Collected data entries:

— Begin —

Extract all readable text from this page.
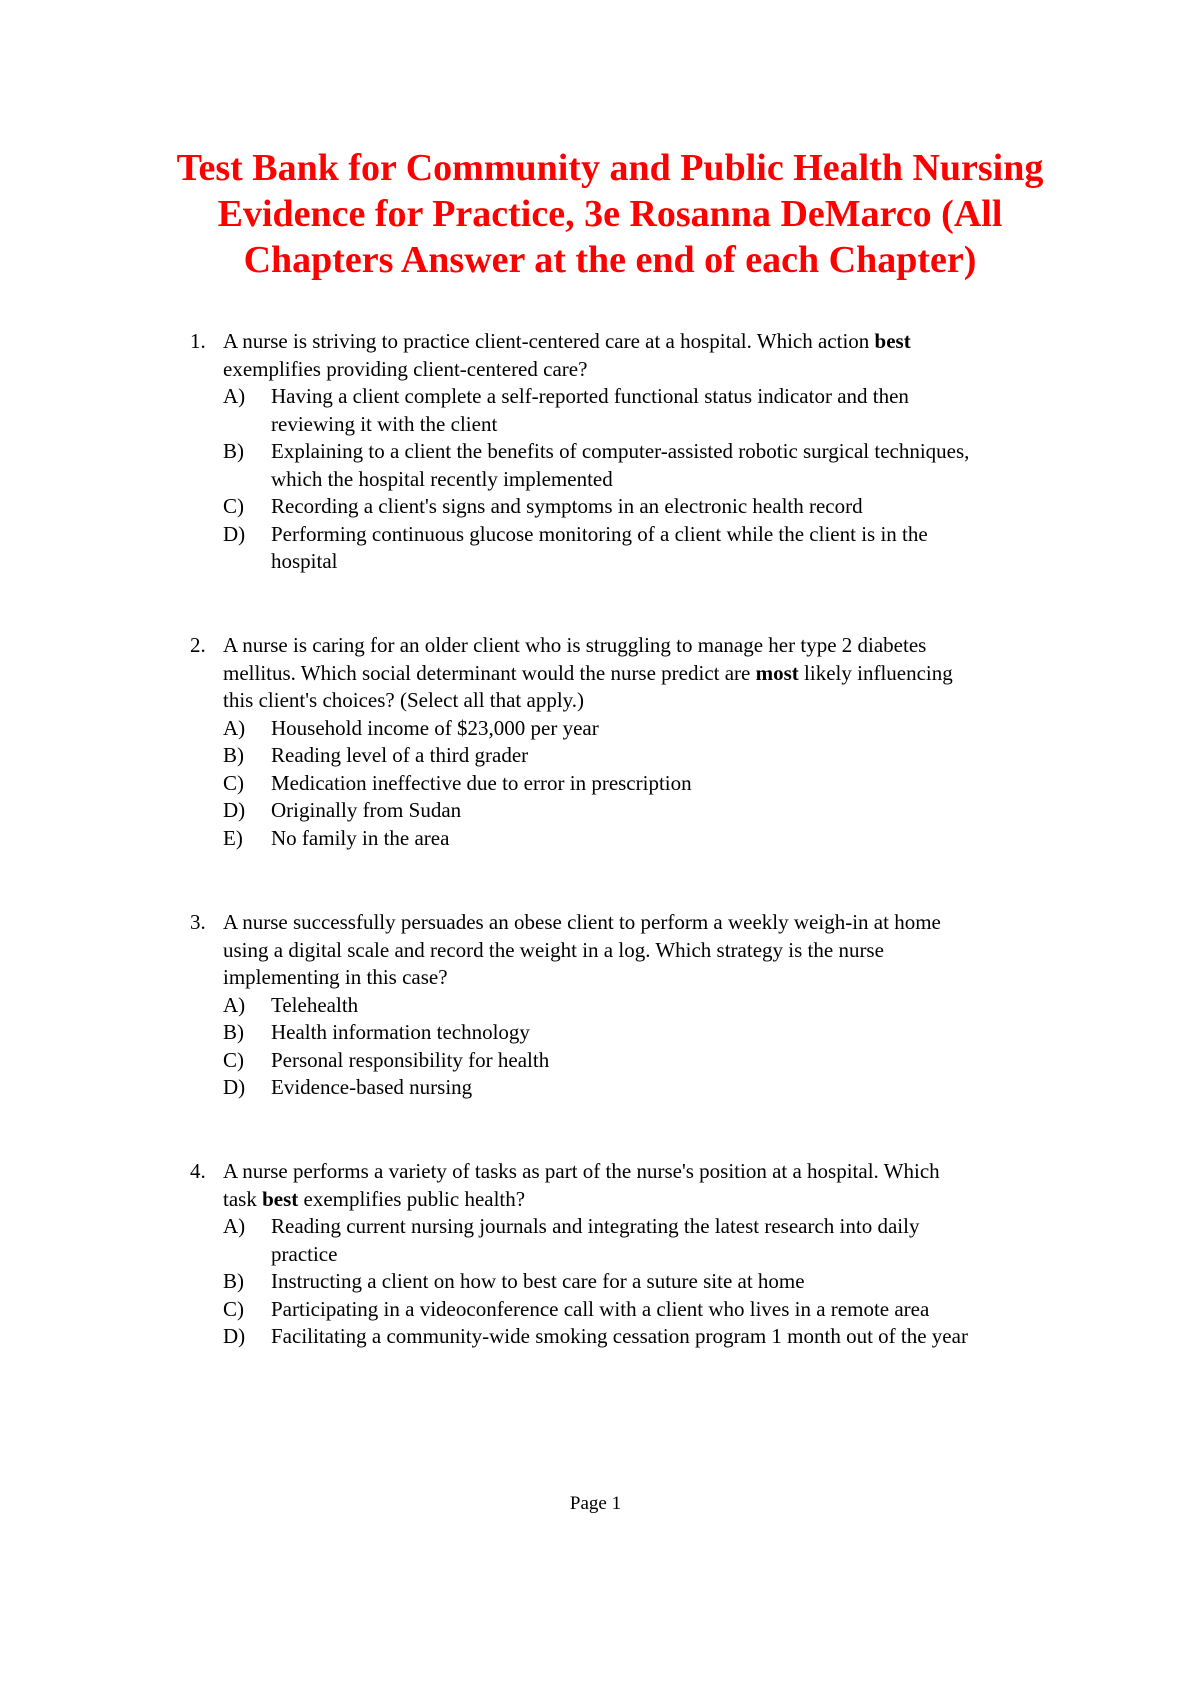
Test Bank for Community and Public Health Nursing
Evidence for Practice, 3e Rosanna DeMarco (All
Chapters Answer at the end of each Chapter)
1. A nurse is striving to practice client-centered care at a hospital. Which action best
exemplifies providing client-centered care?
A) Having a client complete a self-reported functional status indicator and then
reviewing it with the client
B) Explaining to a client the benefits of computer-assisted robotic surgical techniques,
which the hospital recently implemented
C) Recording a client's signs and symptoms in an electronic health record
D) Performing continuous glucose monitoring of a client while the client is in the
hospital
2. A nurse is caring for an older client who is struggling to manage her type 2 diabetes
mellitus. Which social determinant would the nurse predict are most likely influencing
this client's choices? (Select all that apply.)
A) Household income of $23,000 per year
B) Reading level of a third grader
C) Medication ineffective due to error in prescription
D) Originally from Sudan
E) No family in the area
3. A nurse successfully persuades an obese client to perform a weekly weigh-in at home
using a digital scale and record the weight in a log. Which strategy is the nurse
implementing in this case?
A) Telehealth
B) Health information technology
C) Personal responsibility for health
D) Evidence-based nursing
4. A nurse performs a variety of tasks as part of the nurse's position at a hospital. Which
task best exemplifies public health?
A) Reading current nursing journals and integrating the latest research into daily
practice
B) Instructing a client on how to best care for a suture site at home
C) Participating in a videoconference call with a client who lives in a remote area
D) Facilitating a community-wide smoking cessation program 1 month out of the year
Page 1
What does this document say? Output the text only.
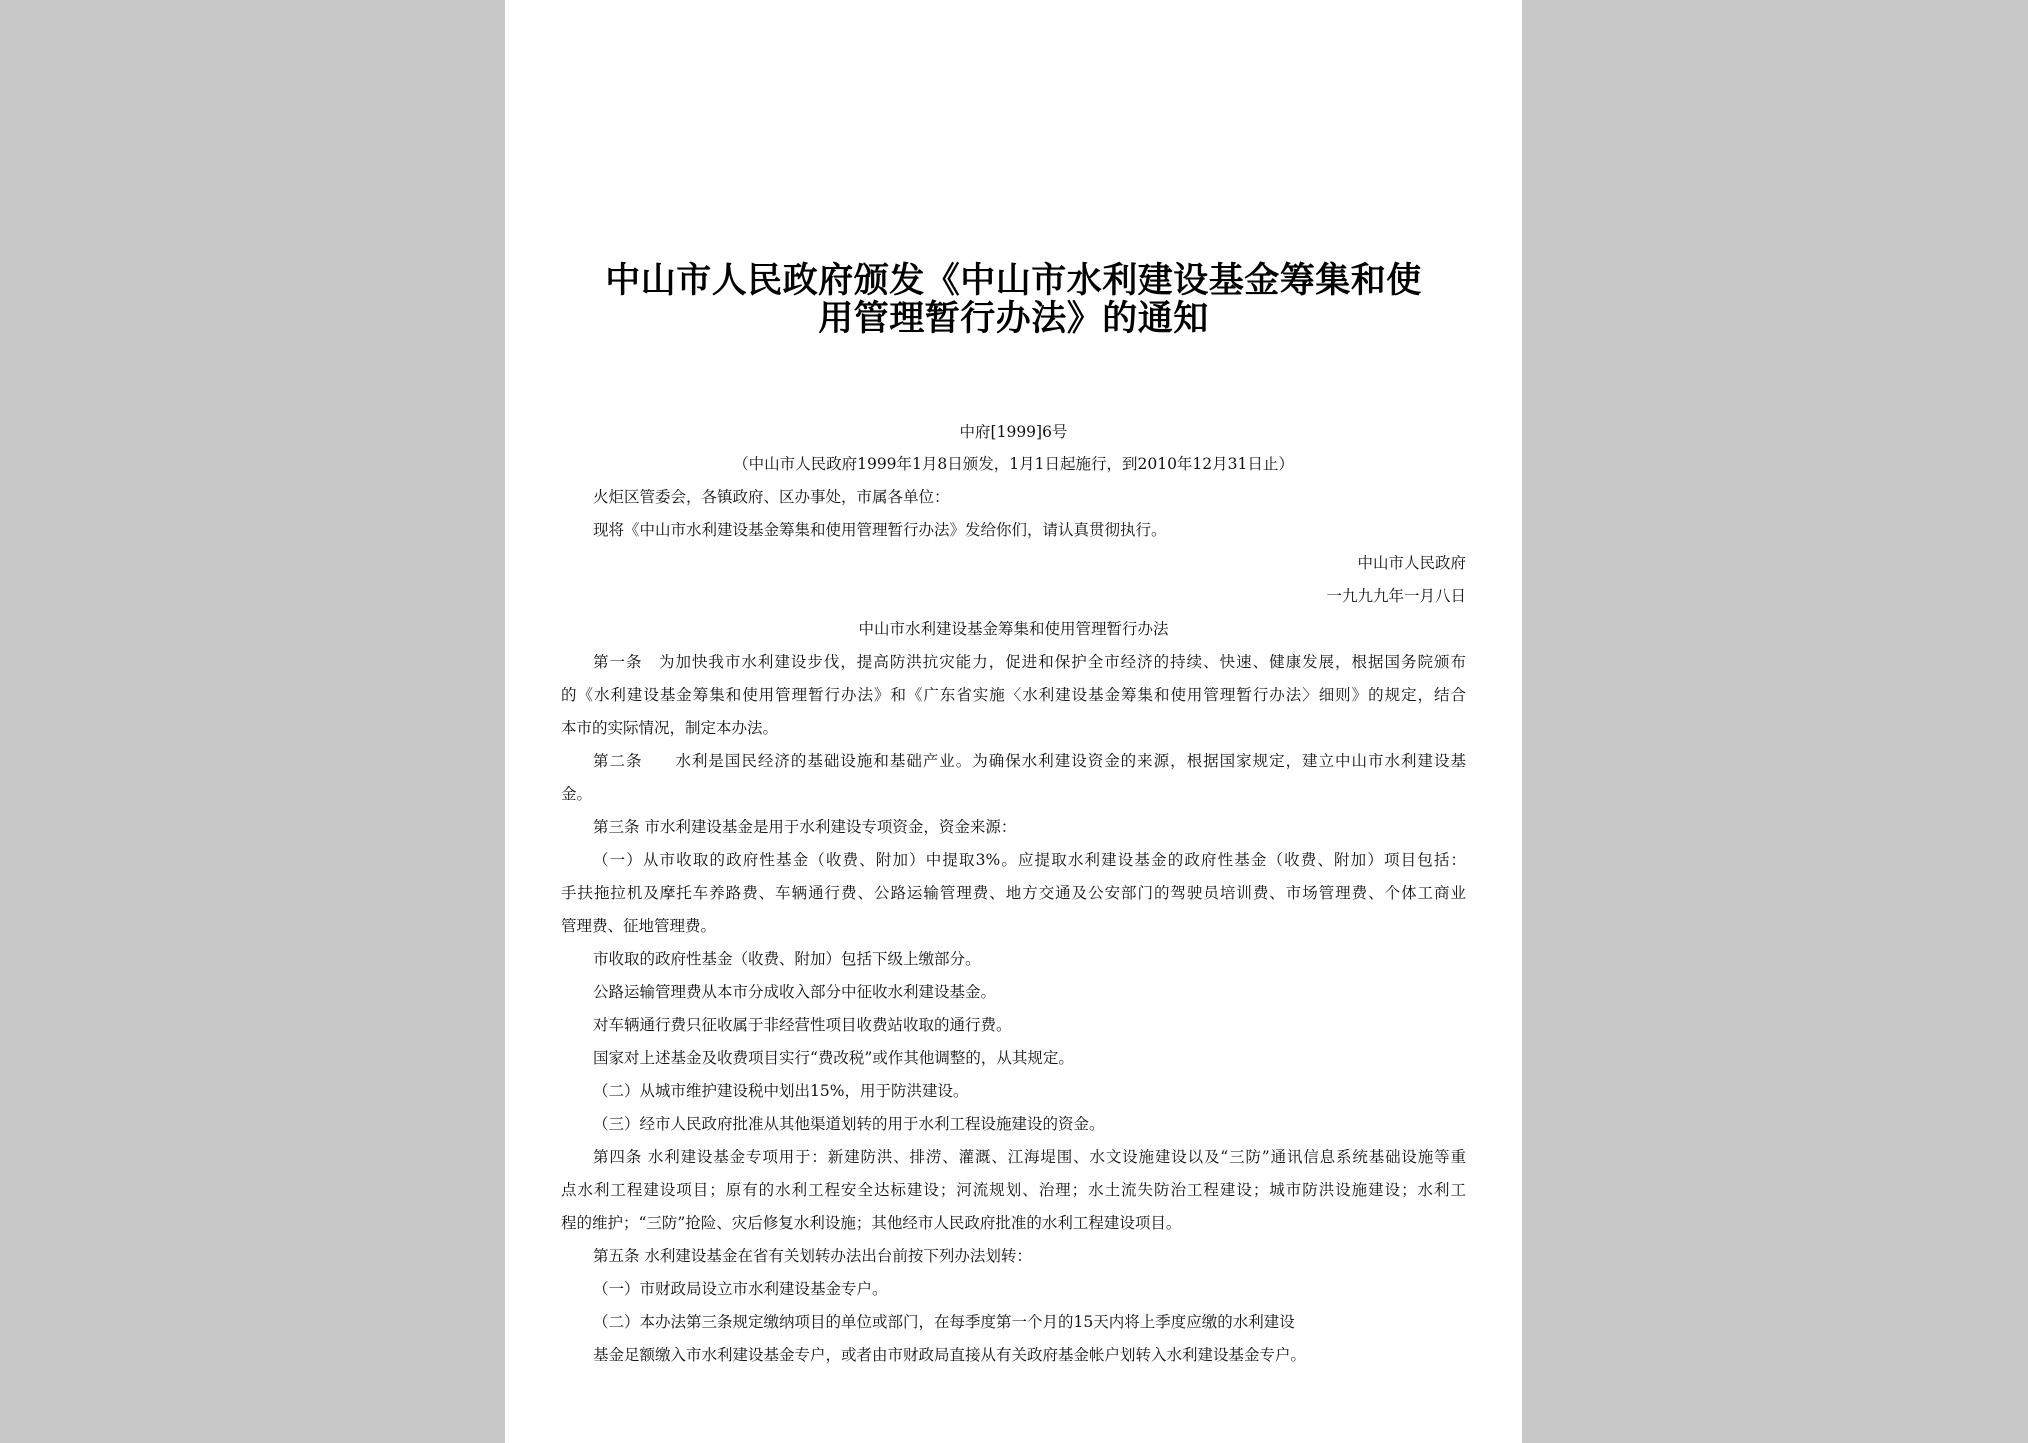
中山市人民政府颁发《中山市水利建设基金筹集和使
用管理暂行办法》的通知
中府[1999]6号
（中山市人民政府1999年1月8日颁发，1月1日起施行，到2010年12月31日止）
火炬区管委会，各镇政府、区办事处，市属各单位：
现将《中山市水利建设基金筹集和使用管理暂行办法》发给你们，请认真贯彻执行。
中山市人民政府
一九九九年一月八日
中山市水利建设基金筹集和使用管理暂行办法
第一条　为加快我市水利建设步伐，提高防洪抗灾能力，促进和保护全市经济的持续、快速、健康发展，根据国务院颁布
的《水利建设基金筹集和使用管理暂行办法》和《广东省实施〈水利建设基金筹集和使用管理暂行办法〉细则》的规定，结合
本市的实际情况，制定本办法。
第二条　　水利是国民经济的基础设施和基础产业。为确保水利建设资金的来源，根据国家规定，建立中山市水利建设基
金。
第三条 市水利建设基金是用于水利建设专项资金，资金来源：
（一）从市收取的政府性基金（收费、附加）中提取3%。应提取水利建设基金的政府性基金（收费、附加）项目包括：
手扶拖拉机及摩托车养路费、车辆通行费、公路运输管理费、地方交通及公安部门的驾驶员培训费、市场管理费、个体工商业
管理费、征地管理费。
市收取的政府性基金（收费、附加）包括下级上缴部分。
公路运输管理费从本市分成收入部分中征收水利建设基金。
对车辆通行费只征收属于非经营性项目收费站收取的通行费。
国家对上述基金及收费项目实行“费改税”或作其他调整的，从其规定。
（二）从城市维护建设税中划出15%，用于防洪建设。
（三）经市人民政府批准从其他渠道划转的用于水利工程设施建设的资金。
第四条 水利建设基金专项用于：新建防洪、排涝、灌溉、江海堤围、水文设施建设以及“三防”通讯信息系统基础设施等重
点水利工程建设项目；原有的水利工程安全达标建设；河流规划、治理；水土流失防治工程建设；城市防洪设施建设；水利工
程的维护；“三防”抢险、灾后修复水利设施；其他经市人民政府批准的水利工程建设项目。
第五条 水利建设基金在省有关划转办法出台前按下列办法划转：
（一）市财政局设立市水利建设基金专户。
（二）本办法第三条规定缴纳项目的单位或部门，在每季度第一个月的15天内将上季度应缴的水利建设
基金足额缴入市水利建设基金专户，或者由市财政局直接从有关政府基金帐户划转入水利建设基金专户。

— End —

# DIRECTIVE
Reproduce all of the material exactly, apart from the pictures.

# IN RESPONSE
Extract all readable text from this page.
Test Bank for Community and Public Health Nursing
Evidence for Practice, 3e Rosanna DeMarco (All
Chapters Answer at the end of each Chapter)
1. A nurse is striving to practice client-centered care at a hospital. Which action best
exemplifies providing client-centered care?
A) Having a client complete a self-reported functional status indicator and then
reviewing it with the client
B) Explaining to a client the benefits of computer-assisted robotic surgical techniques,
which the hospital recently implemented
C) Recording a client's signs and symptoms in an electronic health record
D) Performing continuous glucose monitoring of a client while the client is in the
hospital
2. A nurse is caring for an older client who is struggling to manage her type 2 diabetes
mellitus. Which social determinant would the nurse predict are most likely influencing
this client's choices? (Select all that apply.)
A) Household income of $23,000 per year
B) Reading level of a third grader
C) Medication ineffective due to error in prescription
D) Originally from Sudan
E) No family in the area
3. A nurse successfully persuades an obese client to perform a weekly weigh-in at home
using a digital scale and record the weight in a log. Which strategy is the nurse
implementing in this case?
A) Telehealth
B) Health information technology
C) Personal responsibility for health
D) Evidence-based nursing
4. A nurse performs a variety of tasks as part of the nurse's position at a hospital. Which
task best exemplifies public health?
A) Reading current nursing journals and integrating the latest research into daily
practice
B) Instructing a client on how to best care for a suture site at home
C) Participating in a videoconference call with a client who lives in a remote area
D) Facilitating a community-wide smoking cessation program 1 month out of the year
Page 1
What does this document say? Output the text only.
中山市人民政府颁发《中山市水利建设基金筹集和使
用管理暂行办法》的通知
中府[1999]6号
（中山市人民政府1999年1月8日颁发，1月1日起施行，到2010年12月31日止）
火炬区管委会，各镇政府、区办事处，市属各单位：
现将《中山市水利建设基金筹集和使用管理暂行办法》发给你们，请认真贯彻执行。
中山市人民政府
一九九九年一月八日
中山市水利建设基金筹集和使用管理暂行办法
第一条　为加快我市水利建设步伐，提高防洪抗灾能力，促进和保护全市经济的持续、快速、健康发展，根据国务院颁布
的《水利建设基金筹集和使用管理暂行办法》和《广东省实施〈水利建设基金筹集和使用管理暂行办法〉细则》的规定，结合
本市的实际情况，制定本办法。
第二条　　水利是国民经济的基础设施和基础产业。为确保水利建设资金的来源，根据国家规定，建立中山市水利建设基
金。
第三条 市水利建设基金是用于水利建设专项资金，资金来源：
（一）从市收取的政府性基金（收费、附加）中提取3%。应提取水利建设基金的政府性基金（收费、附加）项目包括：
手扶拖拉机及摩托车养路费、车辆通行费、公路运输管理费、地方交通及公安部门的驾驶员培训费、市场管理费、个体工商业
管理费、征地管理费。
市收取的政府性基金（收费、附加）包括下级上缴部分。
公路运输管理费从本市分成收入部分中征收水利建设基金。
对车辆通行费只征收属于非经营性项目收费站收取的通行费。
国家对上述基金及收费项目实行“费改税”或作其他调整的，从其规定。
（二）从城市维护建设税中划出15%，用于防洪建设。
（三）经市人民政府批准从其他渠道划转的用于水利工程设施建设的资金。
第四条 水利建设基金专项用于：新建防洪、排涝、灌溉、江海堤围、水文设施建设以及“三防”通讯信息系统基础设施等重
点水利工程建设项目；原有的水利工程安全达标建设；河流规划、治理；水土流失防治工程建设；城市防洪设施建设；水利工
程的维护；“三防”抢险、灾后修复水利设施；其他经市人民政府批准的水利工程建设项目。
第五条 水利建设基金在省有关划转办法出台前按下列办法划转：
（一）市财政局设立市水利建设基金专户。
（二）本办法第三条规定缴纳项目的单位或部门，在每季度第一个月的15天内将上季度应缴的水利建设
基金足额缴入市水利建设基金专户，或者由市财政局直接从有关政府基金帐户划转入水利建设基金专户。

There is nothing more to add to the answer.